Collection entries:
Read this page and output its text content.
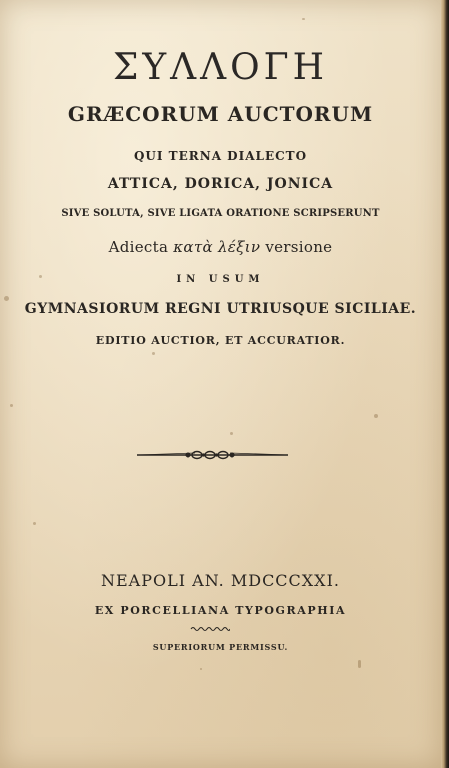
ΣΥΛΛΟΓΗ
GRÆCORUM AUCTORUM
QUI TERNA DIALECTO
ATTICA, DORICA, JONICA
SIVE SOLUTA, SIVE LIGATA ORATIONE SCRIPSERUNT
Adiecta κατὰ λέξιν versione
IN USUM
GYMNASIORUM REGNI UTRIUSQUE SICILIAE.
EDITIO AUCTIOR, ET ACCURATIOR.
NEAPOLI AN. MDCCCXXI.
EX PORCELLIANA TYPOGRAPHIA
SUPERIORUM PERMISSU.
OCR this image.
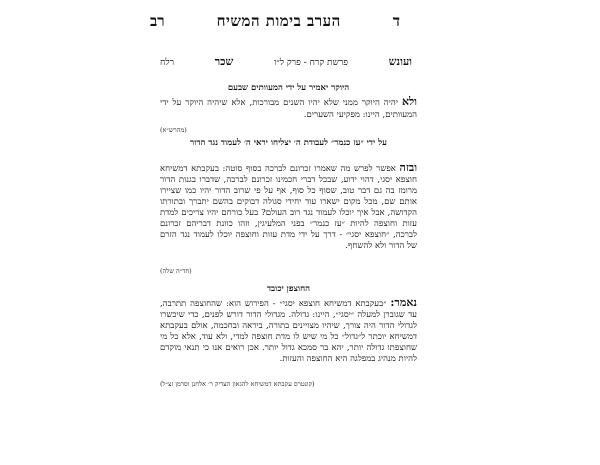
ד
הערב בימות המשיח
רב
ועונש
פרשת קרח - פרק ל״ו
שכר
רלח
היוקר יאמיר על ידי המעוותים שבעם
ולא יהיה היוקר ממני שלא יהיו השנים מבורכות, אלא שיהיה היוקר על ידי המעוותים, היינו: מפקיעי השערים.
(מהרש״א)
על ידי ״עז כנמר״ לעבודת ה׳ יצליחו יראי ה׳ לעמוד נגד הדור
ובזה אפשר לפרש מה שאמרו זכרונם לברכה בסוף סוטה: בעקבתא דמשיחא חוצפא יסגי, דהוי ידוע, שבכל דברי חכמינו זכרונם לברכה, שדברו בגנות הדור מרומז בה גם דבר טוב, שסוף כל סוף, אף על פי שרוב הדור יהיו כמו שציירו אותם שם, מכל מקום ישארו עוד יחידי סגולה דבוקים בהשם יתברך ובתורתו הקדושה, אבל איך יוכלו לעמוד נגד רוב העולם? בעל כורחם יהיו צריכים למדת עזות וחוצפה להיות ״עז כנמר״ בפני המלעיגין, וזהו כוונת דבריהם זכרונם לברכה, ״חוצפא יסגי״ - דרך על ידי מדת עזות וחוצפה יוכלו לעמוד נגד הזרם של הדור ולא להשחף.
(חד״ה שלה)
החוצפן יכובד
נאמר: ״בעקבתא דמשיחא חוצפא יסגי״ - הפירוש הוא: שהחוצפה תתרבה, עד שגוברן למעלה ״יסגי״, היינו: גדולה. מגדולי הדור דורש לפנים, כדי שיכשרו לגדולי הדור היה צורך, שיהיו מצויינים בתורה, ביראה ובחכמה, אולם בעקבתא דמשיחא יוכתר ל״גדול״ כל מי שיש לו מדת חוצפה למדי, ולא עוד, אלא כל מי שחוצפתו גדולה יותר, יהא בר סמכא גדול יותר. אכן רואים אנו כי תנאי מוקדם להיות מנהיג במפלגה היא החוצפה והעזות.
(קונטרס עקבתא דמשיחא להגאון הצדיק ר׳ אלחנן וסרמן זצ״ל)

Aim of the task » Reproduce each entry verbatim, excluding any embedded images.

Complete output »
Read this page and output its text content.
ΣΥΛΛΟΓΗ
GRÆCORUM AUCTORUM
QUI TERNA DIALECTO
ATTICA, DORICA, JONICA
SIVE SOLUTA, SIVE LIGATA ORATIONE SCRIPSERUNT
Adiecta κατὰ λέξιν versione
IN USUM
GYMNASIORUM REGNI UTRIUSQUE SICILIAE.
EDITIO AUCTIOR, ET ACCURATIOR.
NEAPOLI AN. MDCCCXXI.
EX PORCELLIANA TYPOGRAPHIA
SUPERIORUM PERMISSU.
OCR this image.
ד
הערב בימות המשיח
רב
ועונש
פרשת קרח - פרק ל״ו
שכר
רלח
היוקר יאמיר על ידי המעוותים שבעם
ולא יהיה היוקר ממני שלא יהיו השנים מבורכות, אלא שיהיה היוקר על ידי המעוותים, היינו: מפקיעי השערים.
(מהרש״א)
על ידי ״עז כנמר״ לעבודת ה׳ יצליחו יראי ה׳ לעמוד נגד הדור
ובזה אפשר לפרש מה שאמרו זכרונם לברכה בסוף סוטה: בעקבתא דמשיחא חוצפא יסגי, דהוי ידוע, שבכל דברי חכמינו זכרונם לברכה, שדברו בגנות הדור מרומז בה גם דבר טוב, שסוף כל סוף, אף על פי שרוב הדור יהיו כמו שציירו אותם שם, מכל מקום ישארו עוד יחידי סגולה דבוקים בהשם יתברך ובתורתו הקדושה, אבל איך יוכלו לעמוד נגד רוב העולם? בעל כורחם יהיו צריכים למדת עזות וחוצפה להיות ״עז כנמר״ בפני המלעיגין, וזהו כוונת דבריהם זכרונם לברכה, ״חוצפא יסגי״ - דרך על ידי מדת עזות וחוצפה יוכלו לעמוד נגד הזרם של הדור ולא להשחף.
(חד״ה שלה)
החוצפן יכובד
נאמר: ״בעקבתא דמשיחא חוצפא יסגי״ - הפירוש הוא: שהחוצפה תתרבה, עד שגוברן למעלה ״יסגי״, היינו: גדולה. מגדולי הדור דורש לפנים, כדי שיכשרו לגדולי הדור היה צורך, שיהיו מצויינים בתורה, ביראה ובחכמה, אולם בעקבתא דמשיחא יוכתר ל״גדול״ כל מי שיש לו מדת חוצפה למדי, ולא עוד, אלא כל מי שחוצפתו גדולה יותר, יהא בר סמכא גדול יותר. אכן רואים אנו כי תנאי מוקדם להיות מנהיג במפלגה היא החוצפה והעזות.
(קונטרס עקבתא דמשיחא להגאון הצדיק ר׳ אלחנן וסרמן זצ״ל)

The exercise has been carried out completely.